▶ TASK DIRECTIONS
Retype all of the entries word for word.

Start of DATASET EXTRACT

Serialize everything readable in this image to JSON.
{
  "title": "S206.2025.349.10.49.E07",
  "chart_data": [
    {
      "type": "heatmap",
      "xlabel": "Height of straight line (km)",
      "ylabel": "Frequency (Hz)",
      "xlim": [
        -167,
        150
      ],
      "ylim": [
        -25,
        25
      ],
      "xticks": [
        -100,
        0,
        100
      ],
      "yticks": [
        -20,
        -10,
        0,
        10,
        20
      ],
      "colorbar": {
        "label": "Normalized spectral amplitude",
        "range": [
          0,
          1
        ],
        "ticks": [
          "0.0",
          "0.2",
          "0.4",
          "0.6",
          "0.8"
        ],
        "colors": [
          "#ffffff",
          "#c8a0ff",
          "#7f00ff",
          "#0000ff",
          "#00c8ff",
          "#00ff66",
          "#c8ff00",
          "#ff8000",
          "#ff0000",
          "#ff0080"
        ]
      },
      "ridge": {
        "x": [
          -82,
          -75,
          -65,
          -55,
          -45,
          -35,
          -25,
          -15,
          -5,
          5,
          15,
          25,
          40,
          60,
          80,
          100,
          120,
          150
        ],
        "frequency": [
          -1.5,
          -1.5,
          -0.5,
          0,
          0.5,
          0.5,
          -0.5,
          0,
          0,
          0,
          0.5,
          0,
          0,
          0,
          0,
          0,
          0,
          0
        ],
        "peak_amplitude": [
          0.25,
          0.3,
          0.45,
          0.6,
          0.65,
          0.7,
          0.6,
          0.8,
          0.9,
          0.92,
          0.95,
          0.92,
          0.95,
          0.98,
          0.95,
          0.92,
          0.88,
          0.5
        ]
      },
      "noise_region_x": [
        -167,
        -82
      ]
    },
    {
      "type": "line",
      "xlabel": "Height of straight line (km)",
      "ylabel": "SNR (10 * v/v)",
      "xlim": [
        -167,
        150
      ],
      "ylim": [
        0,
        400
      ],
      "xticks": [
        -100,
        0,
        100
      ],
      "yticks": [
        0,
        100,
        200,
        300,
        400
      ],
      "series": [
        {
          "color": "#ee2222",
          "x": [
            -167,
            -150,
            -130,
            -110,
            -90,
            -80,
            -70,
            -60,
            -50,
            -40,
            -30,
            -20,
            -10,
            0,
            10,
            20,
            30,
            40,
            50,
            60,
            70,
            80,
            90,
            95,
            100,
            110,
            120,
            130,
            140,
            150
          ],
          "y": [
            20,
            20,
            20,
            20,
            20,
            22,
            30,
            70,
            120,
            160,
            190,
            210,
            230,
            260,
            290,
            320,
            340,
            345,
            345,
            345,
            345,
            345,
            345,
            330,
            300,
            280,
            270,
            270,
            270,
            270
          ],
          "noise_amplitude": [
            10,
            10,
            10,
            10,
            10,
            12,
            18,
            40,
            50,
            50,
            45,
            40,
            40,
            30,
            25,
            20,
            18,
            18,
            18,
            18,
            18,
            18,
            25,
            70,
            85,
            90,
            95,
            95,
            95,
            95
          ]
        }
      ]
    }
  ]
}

End of DATASET EXTRACT

▶ EXERCISE RESPONSE
Serialize everything readable in this image to JSON.
{
  "title": "S206.2025.349.10.49.E07",
  "chart_data": [
    {
      "type": "heatmap",
      "xlabel": "Height of straight line (km)",
      "ylabel": "Frequency (Hz)",
      "xlim": [
        -167,
        150
      ],
      "ylim": [
        -25,
        25
      ],
      "xticks": [
        -100,
        0,
        100
      ],
      "yticks": [
        -20,
        -10,
        0,
        10,
        20
      ],
      "colorbar": {
        "label": "Normalized spectral amplitude",
        "range": [
          0,
          1
        ],
        "ticks": [
          "0.0",
          "0.2",
          "0.4",
          "0.6",
          "0.8"
        ],
        "colors": [
          "#ffffff",
          "#c8a0ff",
          "#7f00ff",
          "#0000ff",
          "#00c8ff",
          "#00ff66",
          "#c8ff00",
          "#ff8000",
          "#ff0000",
          "#ff0080"
        ]
      },
      "ridge": {
        "x": [
          -82,
          -75,
          -65,
          -55,
          -45,
          -35,
          -25,
          -15,
          -5,
          5,
          15,
          25,
          40,
          60,
          80,
          100,
          120,
          150
        ],
        "frequency": [
          -1.5,
          -1.5,
          -0.5,
          0,
          0.5,
          0.5,
          -0.5,
          0,
          0,
          0,
          0.5,
          0,
          0,
          0,
          0,
          0,
          0,
          0
        ],
        "peak_amplitude": [
          0.25,
          0.3,
          0.45,
          0.6,
          0.65,
          0.7,
          0.6,
          0.8,
          0.9,
          0.92,
          0.95,
          0.92,
          0.95,
          0.98,
          0.95,
          0.92,
          0.88,
          0.5
        ]
      },
      "noise_region_x": [
        -167,
        -82
      ]
    },
    {
      "type": "line",
      "xlabel": "Height of straight line (km)",
      "ylabel": "SNR (10 * v/v)",
      "xlim": [
        -167,
        150
      ],
      "ylim": [
        0,
        400
      ],
      "xticks": [
        -100,
        0,
        100
      ],
      "yticks": [
        0,
        100,
        200,
        300,
        400
      ],
      "series": [
        {
          "color": "#ee2222",
          "x": [
            -167,
            -150,
            -130,
            -110,
            -90,
            -80,
            -70,
            -60,
            -50,
            -40,
            -30,
            -20,
            -10,
            0,
            10,
            20,
            30,
            40,
            50,
            60,
            70,
            80,
            90,
            95,
            100,
            110,
            120,
            130,
            140,
            150
          ],
          "y": [
            20,
            20,
            20,
            20,
            20,
            22,
            30,
            70,
            120,
            160,
            190,
            210,
            230,
            260,
            290,
            320,
            340,
            345,
            345,
            345,
            345,
            345,
            345,
            330,
            300,
            280,
            270,
            270,
            270,
            270
          ],
          "noise_amplitude": [
            10,
            10,
            10,
            10,
            10,
            12,
            18,
            40,
            50,
            50,
            45,
            40,
            40,
            30,
            25,
            20,
            18,
            18,
            18,
            18,
            18,
            18,
            25,
            70,
            85,
            90,
            95,
            95,
            95,
            95
          ]
        }
      ]
    }
  ]
}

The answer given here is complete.